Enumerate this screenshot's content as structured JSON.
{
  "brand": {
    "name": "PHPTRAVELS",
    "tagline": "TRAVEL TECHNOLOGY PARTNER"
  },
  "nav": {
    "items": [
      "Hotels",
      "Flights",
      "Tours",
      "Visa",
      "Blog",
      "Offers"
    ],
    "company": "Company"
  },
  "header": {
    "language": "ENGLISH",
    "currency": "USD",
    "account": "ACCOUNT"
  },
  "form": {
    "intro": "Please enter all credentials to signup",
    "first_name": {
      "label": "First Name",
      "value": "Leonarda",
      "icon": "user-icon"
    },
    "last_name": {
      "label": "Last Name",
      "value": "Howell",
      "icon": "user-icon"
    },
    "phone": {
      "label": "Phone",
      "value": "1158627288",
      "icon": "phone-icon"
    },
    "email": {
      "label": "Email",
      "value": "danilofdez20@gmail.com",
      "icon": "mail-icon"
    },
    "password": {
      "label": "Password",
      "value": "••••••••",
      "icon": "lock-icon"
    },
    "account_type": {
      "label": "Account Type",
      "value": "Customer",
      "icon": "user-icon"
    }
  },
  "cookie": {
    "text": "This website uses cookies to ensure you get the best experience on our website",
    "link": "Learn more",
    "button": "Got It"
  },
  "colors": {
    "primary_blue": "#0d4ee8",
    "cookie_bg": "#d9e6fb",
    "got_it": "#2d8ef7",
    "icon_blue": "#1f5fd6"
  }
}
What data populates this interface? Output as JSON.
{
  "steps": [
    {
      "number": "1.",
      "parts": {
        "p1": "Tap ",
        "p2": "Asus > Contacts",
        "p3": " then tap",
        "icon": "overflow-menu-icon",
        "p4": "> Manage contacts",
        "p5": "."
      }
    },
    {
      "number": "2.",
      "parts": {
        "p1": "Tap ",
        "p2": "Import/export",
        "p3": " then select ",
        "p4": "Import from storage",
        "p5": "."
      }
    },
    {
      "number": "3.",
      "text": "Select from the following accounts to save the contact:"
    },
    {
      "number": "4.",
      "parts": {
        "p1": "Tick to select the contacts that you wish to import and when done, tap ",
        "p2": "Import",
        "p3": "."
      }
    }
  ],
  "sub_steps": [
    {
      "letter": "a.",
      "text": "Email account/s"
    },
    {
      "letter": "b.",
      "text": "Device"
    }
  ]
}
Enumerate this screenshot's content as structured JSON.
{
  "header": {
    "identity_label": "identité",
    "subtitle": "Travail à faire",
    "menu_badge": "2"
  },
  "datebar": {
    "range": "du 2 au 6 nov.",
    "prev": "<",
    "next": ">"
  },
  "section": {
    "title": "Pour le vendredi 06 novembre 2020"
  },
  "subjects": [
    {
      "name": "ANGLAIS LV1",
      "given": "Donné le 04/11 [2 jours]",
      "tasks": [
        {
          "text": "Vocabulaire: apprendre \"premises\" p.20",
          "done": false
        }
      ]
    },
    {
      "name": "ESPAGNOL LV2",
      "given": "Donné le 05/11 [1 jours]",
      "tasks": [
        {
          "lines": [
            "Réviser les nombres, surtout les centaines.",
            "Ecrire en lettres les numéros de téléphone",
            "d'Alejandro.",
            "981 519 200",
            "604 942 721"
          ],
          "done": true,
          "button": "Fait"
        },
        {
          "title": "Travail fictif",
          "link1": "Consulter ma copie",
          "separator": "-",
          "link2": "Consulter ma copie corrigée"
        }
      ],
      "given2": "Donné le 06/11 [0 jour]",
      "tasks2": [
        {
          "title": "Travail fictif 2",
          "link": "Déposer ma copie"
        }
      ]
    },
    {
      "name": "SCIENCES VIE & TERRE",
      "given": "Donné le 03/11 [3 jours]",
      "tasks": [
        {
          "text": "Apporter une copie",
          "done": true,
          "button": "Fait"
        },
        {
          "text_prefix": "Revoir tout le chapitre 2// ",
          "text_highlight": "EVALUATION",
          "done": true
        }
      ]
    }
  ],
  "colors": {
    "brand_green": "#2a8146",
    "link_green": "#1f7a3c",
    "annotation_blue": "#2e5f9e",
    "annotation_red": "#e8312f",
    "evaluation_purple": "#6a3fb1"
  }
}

━━━━━━

= Instructions for the task =
Repeat the entries exactly, all of them.

= Task answer =
Enumerate this screenshot's content as structured JSON.
{
  "brand": {
    "name": "PHPTRAVELS",
    "tagline": "TRAVEL TECHNOLOGY PARTNER"
  },
  "nav": {
    "items": [
      "Hotels",
      "Flights",
      "Tours",
      "Visa",
      "Blog",
      "Offers"
    ],
    "company": "Company"
  },
  "header": {
    "language": "ENGLISH",
    "currency": "USD",
    "account": "ACCOUNT"
  },
  "form": {
    "intro": "Please enter all credentials to signup",
    "first_name": {
      "label": "First Name",
      "value": "Leonarda",
      "icon": "user-icon"
    },
    "last_name": {
      "label": "Last Name",
      "value": "Howell",
      "icon": "user-icon"
    },
    "phone": {
      "label": "Phone",
      "value": "1158627288",
      "icon": "phone-icon"
    },
    "email": {
      "label": "Email",
      "value": "danilofdez20@gmail.com",
      "icon": "mail-icon"
    },
    "password": {
      "label": "Password",
      "value": "••••••••",
      "icon": "lock-icon"
    },
    "account_type": {
      "label": "Account Type",
      "value": "Customer",
      "icon": "user-icon"
    }
  },
  "cookie": {
    "text": "This website uses cookies to ensure you get the best experience on our website",
    "link": "Learn more",
    "button": "Got It"
  },
  "colors": {
    "primary_blue": "#0d4ee8",
    "cookie_bg": "#d9e6fb",
    "got_it": "#2d8ef7",
    "icon_blue": "#1f5fd6"
  }
}
What data populates this interface? Output as JSON.
{
  "steps": [
    {
      "number": "1.",
      "parts": {
        "p1": "Tap ",
        "p2": "Asus > Contacts",
        "p3": " then tap",
        "icon": "overflow-menu-icon",
        "p4": "> Manage contacts",
        "p5": "."
      }
    },
    {
      "number": "2.",
      "parts": {
        "p1": "Tap ",
        "p2": "Import/export",
        "p3": " then select ",
        "p4": "Import from storage",
        "p5": "."
      }
    },
    {
      "number": "3.",
      "text": "Select from the following accounts to save the contact:"
    },
    {
      "number": "4.",
      "parts": {
        "p1": "Tick to select the contacts that you wish to import and when done, tap ",
        "p2": "Import",
        "p3": "."
      }
    }
  ],
  "sub_steps": [
    {
      "letter": "a.",
      "text": "Email account/s"
    },
    {
      "letter": "b.",
      "text": "Device"
    }
  ]
}
Enumerate this screenshot's content as structured JSON.
{
  "header": {
    "identity_label": "identité",
    "subtitle": "Travail à faire",
    "menu_badge": "2"
  },
  "datebar": {
    "range": "du 2 au 6 nov.",
    "prev": "<",
    "next": ">"
  },
  "section": {
    "title": "Pour le vendredi 06 novembre 2020"
  },
  "subjects": [
    {
      "name": "ANGLAIS LV1",
      "given": "Donné le 04/11 [2 jours]",
      "tasks": [
        {
          "text": "Vocabulaire: apprendre \"premises\" p.20",
          "done": false
        }
      ]
    },
    {
      "name": "ESPAGNOL LV2",
      "given": "Donné le 05/11 [1 jours]",
      "tasks": [
        {
          "lines": [
            "Réviser les nombres, surtout les centaines.",
            "Ecrire en lettres les numéros de téléphone",
            "d'Alejandro.",
            "981 519 200",
            "604 942 721"
          ],
          "done": true,
          "button": "Fait"
        },
        {
          "title": "Travail fictif",
          "link1": "Consulter ma copie",
          "separator": "-",
          "link2": "Consulter ma copie corrigée"
        }
      ],
      "given2": "Donné le 06/11 [0 jour]",
      "tasks2": [
        {
          "title": "Travail fictif 2",
          "link": "Déposer ma copie"
        }
      ]
    },
    {
      "name": "SCIENCES VIE & TERRE",
      "given": "Donné le 03/11 [3 jours]",
      "tasks": [
        {
          "text": "Apporter une copie",
          "done": true,
          "button": "Fait"
        },
        {
          "text_prefix": "Revoir tout le chapitre 2// ",
          "text_highlight": "EVALUATION",
          "done": true
        }
      ]
    }
  ],
  "colors": {
    "brand_green": "#2a8146",
    "link_green": "#1f7a3c",
    "annotation_blue": "#2e5f9e",
    "annotation_red": "#e8312f",
    "evaluation_purple": "#6a3fb1"
  }
}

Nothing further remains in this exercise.